• _Your instructions_: Work out the number of lines containing "днищами". Give that number alone.

• _Records for the task_:
━━━━━━━━━━━━━━━━

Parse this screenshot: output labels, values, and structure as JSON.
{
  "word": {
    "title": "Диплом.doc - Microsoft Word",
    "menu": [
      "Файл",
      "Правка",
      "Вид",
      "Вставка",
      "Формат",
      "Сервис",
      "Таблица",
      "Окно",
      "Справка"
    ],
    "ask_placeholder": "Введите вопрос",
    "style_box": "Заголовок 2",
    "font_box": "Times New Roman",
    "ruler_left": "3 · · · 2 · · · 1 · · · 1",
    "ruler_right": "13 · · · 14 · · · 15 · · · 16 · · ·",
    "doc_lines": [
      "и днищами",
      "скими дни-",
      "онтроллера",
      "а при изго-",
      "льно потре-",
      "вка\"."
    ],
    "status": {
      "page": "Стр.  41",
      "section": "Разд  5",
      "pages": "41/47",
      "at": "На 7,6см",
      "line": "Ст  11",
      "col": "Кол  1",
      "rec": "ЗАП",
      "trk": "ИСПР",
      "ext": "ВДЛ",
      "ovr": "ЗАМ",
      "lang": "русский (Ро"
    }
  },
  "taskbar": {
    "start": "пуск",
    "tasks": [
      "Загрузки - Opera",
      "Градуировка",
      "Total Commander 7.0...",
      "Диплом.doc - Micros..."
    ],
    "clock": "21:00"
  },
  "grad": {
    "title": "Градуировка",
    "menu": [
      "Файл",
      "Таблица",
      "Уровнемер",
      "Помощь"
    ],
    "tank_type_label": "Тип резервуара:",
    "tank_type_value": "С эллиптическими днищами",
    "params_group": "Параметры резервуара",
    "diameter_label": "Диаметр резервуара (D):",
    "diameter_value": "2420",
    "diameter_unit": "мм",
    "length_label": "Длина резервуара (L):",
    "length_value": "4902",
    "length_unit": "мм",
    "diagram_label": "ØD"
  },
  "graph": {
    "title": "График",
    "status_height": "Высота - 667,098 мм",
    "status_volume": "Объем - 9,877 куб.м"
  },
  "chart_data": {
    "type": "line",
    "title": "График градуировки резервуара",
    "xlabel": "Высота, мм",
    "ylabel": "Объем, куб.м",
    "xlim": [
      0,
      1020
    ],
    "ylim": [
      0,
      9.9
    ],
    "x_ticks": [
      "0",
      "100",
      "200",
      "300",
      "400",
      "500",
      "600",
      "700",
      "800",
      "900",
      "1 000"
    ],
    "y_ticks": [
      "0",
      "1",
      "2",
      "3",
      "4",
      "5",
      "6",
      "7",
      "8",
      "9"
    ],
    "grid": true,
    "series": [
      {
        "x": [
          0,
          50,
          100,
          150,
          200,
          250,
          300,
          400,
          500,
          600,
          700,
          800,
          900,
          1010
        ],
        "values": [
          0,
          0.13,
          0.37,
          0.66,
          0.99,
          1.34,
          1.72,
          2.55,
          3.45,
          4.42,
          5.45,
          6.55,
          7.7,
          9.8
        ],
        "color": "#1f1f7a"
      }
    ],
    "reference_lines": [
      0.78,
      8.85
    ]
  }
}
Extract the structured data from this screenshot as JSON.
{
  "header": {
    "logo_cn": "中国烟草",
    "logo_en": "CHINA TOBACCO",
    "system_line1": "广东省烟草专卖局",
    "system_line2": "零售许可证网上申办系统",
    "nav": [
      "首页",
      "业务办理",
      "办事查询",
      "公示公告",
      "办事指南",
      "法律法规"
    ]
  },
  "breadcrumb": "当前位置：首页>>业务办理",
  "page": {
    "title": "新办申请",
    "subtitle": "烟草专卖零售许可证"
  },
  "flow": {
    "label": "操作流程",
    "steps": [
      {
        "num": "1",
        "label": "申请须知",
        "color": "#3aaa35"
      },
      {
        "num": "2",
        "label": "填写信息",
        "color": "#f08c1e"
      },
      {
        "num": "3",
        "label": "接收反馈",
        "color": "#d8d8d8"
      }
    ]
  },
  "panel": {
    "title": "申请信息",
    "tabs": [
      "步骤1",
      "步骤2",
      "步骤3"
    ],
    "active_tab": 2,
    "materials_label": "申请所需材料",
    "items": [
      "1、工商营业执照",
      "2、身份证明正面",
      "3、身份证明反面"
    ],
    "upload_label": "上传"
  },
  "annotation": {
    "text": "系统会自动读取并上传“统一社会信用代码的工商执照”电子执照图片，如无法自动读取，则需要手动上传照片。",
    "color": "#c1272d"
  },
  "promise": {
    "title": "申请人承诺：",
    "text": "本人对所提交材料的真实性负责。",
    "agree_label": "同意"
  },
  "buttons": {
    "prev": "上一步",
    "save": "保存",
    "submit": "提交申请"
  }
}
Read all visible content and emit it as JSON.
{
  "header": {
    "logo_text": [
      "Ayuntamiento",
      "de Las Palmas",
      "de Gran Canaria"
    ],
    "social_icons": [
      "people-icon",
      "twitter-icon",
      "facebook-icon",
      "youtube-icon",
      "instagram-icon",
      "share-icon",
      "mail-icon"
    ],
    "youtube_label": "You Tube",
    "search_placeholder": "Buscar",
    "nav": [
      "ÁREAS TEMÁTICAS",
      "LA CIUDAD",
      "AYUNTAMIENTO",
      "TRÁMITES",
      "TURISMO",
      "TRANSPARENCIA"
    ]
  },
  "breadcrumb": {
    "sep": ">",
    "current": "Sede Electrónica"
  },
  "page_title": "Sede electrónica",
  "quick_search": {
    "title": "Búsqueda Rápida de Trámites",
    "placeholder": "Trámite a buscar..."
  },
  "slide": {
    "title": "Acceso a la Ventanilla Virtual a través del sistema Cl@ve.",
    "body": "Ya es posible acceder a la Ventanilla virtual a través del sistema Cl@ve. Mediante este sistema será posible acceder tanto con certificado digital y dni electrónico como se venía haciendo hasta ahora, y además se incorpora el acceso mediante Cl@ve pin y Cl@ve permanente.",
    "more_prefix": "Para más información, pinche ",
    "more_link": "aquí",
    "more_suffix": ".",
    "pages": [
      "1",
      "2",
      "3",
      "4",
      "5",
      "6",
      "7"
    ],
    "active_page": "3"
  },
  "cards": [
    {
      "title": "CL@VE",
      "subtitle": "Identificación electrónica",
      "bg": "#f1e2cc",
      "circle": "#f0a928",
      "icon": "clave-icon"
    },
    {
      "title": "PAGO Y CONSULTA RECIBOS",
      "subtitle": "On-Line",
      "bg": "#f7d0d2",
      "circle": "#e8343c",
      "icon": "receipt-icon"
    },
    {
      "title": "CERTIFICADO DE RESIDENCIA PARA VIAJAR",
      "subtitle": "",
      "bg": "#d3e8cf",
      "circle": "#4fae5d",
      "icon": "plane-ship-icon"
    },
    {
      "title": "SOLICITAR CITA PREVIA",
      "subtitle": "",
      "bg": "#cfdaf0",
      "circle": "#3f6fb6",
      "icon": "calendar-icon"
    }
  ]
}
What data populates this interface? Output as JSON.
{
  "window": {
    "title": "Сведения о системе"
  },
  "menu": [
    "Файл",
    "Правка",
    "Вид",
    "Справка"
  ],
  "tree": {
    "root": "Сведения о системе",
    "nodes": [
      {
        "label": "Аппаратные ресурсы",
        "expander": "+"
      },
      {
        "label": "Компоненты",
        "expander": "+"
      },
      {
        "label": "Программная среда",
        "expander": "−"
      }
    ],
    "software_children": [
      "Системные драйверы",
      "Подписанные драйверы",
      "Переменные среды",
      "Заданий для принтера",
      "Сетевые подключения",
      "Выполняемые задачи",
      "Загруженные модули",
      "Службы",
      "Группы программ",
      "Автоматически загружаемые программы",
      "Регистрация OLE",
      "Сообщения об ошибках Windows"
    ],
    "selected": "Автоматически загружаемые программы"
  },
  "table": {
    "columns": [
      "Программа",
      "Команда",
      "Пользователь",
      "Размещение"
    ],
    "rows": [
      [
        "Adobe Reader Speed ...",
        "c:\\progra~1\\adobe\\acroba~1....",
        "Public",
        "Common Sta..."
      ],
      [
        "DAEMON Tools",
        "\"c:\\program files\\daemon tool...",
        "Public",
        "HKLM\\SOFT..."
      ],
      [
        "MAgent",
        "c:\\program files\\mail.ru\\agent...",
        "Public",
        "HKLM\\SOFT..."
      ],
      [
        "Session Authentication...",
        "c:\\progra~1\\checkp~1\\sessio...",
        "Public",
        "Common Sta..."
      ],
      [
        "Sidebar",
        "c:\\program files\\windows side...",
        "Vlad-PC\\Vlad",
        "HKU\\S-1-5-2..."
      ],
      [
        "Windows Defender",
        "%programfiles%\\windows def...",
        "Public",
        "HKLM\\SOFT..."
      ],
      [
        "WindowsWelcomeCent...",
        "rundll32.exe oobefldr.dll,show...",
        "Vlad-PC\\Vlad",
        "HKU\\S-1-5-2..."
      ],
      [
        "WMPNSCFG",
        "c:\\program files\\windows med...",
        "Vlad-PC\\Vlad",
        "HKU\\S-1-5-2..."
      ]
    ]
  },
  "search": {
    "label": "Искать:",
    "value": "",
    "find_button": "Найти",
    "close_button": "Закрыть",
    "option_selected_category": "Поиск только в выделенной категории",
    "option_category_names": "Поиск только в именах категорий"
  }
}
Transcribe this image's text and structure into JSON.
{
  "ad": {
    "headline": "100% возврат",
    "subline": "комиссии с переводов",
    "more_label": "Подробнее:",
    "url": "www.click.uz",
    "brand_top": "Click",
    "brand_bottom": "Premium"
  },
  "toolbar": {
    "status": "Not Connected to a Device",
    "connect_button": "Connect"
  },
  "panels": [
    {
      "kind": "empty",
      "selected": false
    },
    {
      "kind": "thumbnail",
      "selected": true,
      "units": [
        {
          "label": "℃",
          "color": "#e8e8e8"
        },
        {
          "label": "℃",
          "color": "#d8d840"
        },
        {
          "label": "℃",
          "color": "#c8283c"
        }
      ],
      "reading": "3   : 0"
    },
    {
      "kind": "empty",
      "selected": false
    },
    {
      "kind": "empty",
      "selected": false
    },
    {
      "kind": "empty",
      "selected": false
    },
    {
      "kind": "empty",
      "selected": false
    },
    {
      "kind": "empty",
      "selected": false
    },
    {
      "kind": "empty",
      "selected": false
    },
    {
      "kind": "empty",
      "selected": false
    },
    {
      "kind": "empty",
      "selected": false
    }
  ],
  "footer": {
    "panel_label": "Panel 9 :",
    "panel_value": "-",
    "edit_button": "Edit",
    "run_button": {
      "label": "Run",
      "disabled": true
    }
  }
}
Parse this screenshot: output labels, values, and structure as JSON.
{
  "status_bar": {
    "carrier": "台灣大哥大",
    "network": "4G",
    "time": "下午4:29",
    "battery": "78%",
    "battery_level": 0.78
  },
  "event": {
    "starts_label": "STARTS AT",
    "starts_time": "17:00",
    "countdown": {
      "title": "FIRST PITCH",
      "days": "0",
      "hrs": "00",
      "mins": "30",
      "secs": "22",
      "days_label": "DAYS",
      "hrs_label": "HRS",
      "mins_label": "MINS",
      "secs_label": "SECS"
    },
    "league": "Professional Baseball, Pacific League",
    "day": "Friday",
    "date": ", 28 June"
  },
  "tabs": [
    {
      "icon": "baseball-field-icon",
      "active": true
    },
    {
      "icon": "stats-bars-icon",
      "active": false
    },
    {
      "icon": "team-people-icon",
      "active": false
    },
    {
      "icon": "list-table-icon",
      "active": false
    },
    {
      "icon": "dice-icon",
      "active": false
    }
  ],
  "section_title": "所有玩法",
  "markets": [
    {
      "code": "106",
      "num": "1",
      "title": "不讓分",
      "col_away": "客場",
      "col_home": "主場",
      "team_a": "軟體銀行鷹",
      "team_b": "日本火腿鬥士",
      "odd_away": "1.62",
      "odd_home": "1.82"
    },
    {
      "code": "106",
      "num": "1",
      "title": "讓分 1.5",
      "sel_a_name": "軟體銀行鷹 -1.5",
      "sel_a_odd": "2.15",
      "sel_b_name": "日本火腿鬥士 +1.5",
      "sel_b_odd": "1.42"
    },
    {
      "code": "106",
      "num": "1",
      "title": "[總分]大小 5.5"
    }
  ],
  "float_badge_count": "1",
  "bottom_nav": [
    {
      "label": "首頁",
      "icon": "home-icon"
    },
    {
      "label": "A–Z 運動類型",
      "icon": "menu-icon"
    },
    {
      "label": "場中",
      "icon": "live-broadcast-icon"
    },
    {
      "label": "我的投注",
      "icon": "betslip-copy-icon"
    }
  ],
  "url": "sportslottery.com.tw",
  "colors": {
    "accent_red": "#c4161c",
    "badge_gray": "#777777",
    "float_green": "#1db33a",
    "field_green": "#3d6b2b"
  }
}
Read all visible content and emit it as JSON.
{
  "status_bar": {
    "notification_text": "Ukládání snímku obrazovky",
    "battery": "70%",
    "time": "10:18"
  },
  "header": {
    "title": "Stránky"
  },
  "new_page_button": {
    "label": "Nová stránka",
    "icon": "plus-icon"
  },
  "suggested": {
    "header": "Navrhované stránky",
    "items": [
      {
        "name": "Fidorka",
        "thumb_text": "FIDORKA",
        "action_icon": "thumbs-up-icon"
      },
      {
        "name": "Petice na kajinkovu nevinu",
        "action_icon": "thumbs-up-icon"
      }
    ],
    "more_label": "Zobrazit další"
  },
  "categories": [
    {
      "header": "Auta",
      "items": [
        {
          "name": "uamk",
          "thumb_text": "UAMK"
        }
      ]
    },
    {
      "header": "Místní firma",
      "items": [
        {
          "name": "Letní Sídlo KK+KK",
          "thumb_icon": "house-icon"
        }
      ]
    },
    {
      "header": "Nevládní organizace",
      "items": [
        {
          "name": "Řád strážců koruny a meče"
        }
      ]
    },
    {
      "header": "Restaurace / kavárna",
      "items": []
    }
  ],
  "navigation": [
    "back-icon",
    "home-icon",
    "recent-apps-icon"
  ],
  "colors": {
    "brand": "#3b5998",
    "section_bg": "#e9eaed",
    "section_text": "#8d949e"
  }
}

━━━━━━━━━━━━━━━━

• _Answer in full_: 2